Records about charts and figures:

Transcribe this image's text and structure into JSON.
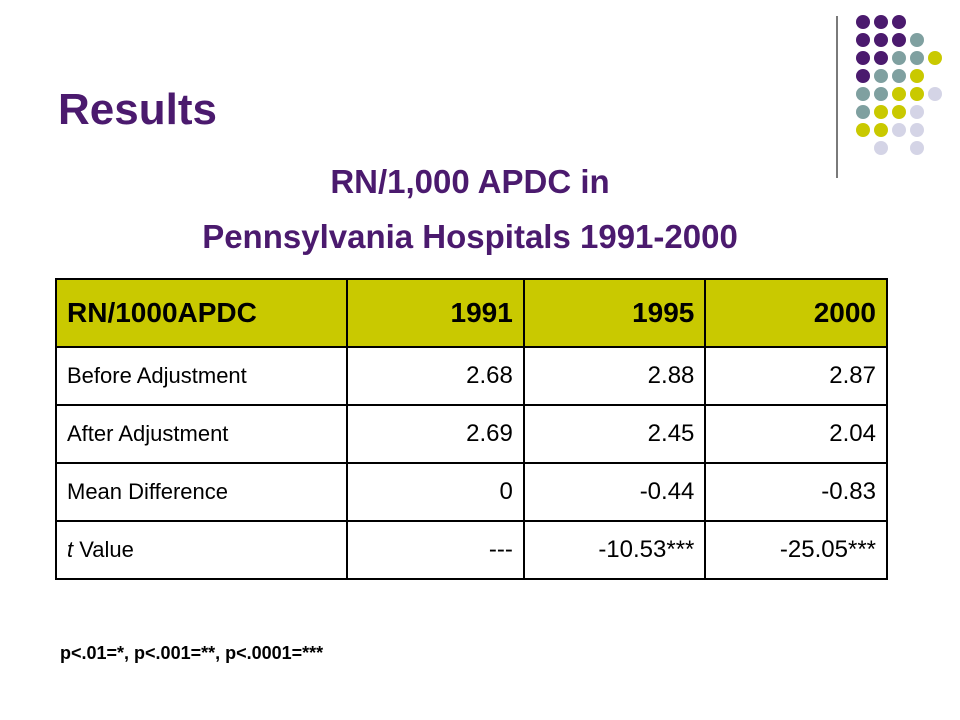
{
  "slide": {
    "title": "Results",
    "subtitle_line1": "RN/1,000 APDC in",
    "subtitle_line2": "Pennsylvania Hospitals 1991-2000"
  },
  "table": {
    "headers": [
      "RN/1000APDC",
      "1991",
      "1995",
      "2000"
    ],
    "rows": [
      {
        "label": "Before Adjustment",
        "values": [
          "2.68",
          "2.88",
          "2.87"
        ]
      },
      {
        "label": "After Adjustment",
        "values": [
          "2.69",
          "2.45",
          "2.04"
        ]
      },
      {
        "label": "Mean Difference",
        "values": [
          "0",
          "-0.44",
          "-0.83"
        ]
      },
      {
        "label_italic": "t",
        "label_rest": " Value",
        "values": [
          "---",
          "-10.53***",
          "-25.05***"
        ]
      }
    ]
  },
  "footnote": "p<.01=*, p<.001=**, p<.0001=***",
  "colors": {
    "title": "#4b1a6e",
    "header_fill": "#c9c900",
    "dot_purple": "#4b1a6e",
    "dot_teal": "#7fa0a0",
    "dot_olive": "#c9c900",
    "dot_lavender": "#d4d4e6"
  }
}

**TASK**. Transcribe all of the entries word for word, but skip any pictures they contain.

**FULL SOLUTION**.
Transcribe this image's text and structure into JSON.
{
  "slide": {
    "title": "Results",
    "subtitle_line1": "RN/1,000 APDC in",
    "subtitle_line2": "Pennsylvania Hospitals 1991-2000"
  },
  "table": {
    "headers": [
      "RN/1000APDC",
      "1991",
      "1995",
      "2000"
    ],
    "rows": [
      {
        "label": "Before Adjustment",
        "values": [
          "2.68",
          "2.88",
          "2.87"
        ]
      },
      {
        "label": "After Adjustment",
        "values": [
          "2.69",
          "2.45",
          "2.04"
        ]
      },
      {
        "label": "Mean Difference",
        "values": [
          "0",
          "-0.44",
          "-0.83"
        ]
      },
      {
        "label_italic": "t",
        "label_rest": " Value",
        "values": [
          "---",
          "-10.53***",
          "-25.05***"
        ]
      }
    ]
  },
  "footnote": "p<.01=*, p<.001=**, p<.0001=***",
  "colors": {
    "title": "#4b1a6e",
    "header_fill": "#c9c900",
    "dot_purple": "#4b1a6e",
    "dot_teal": "#7fa0a0",
    "dot_olive": "#c9c900",
    "dot_lavender": "#d4d4e6"
  }
}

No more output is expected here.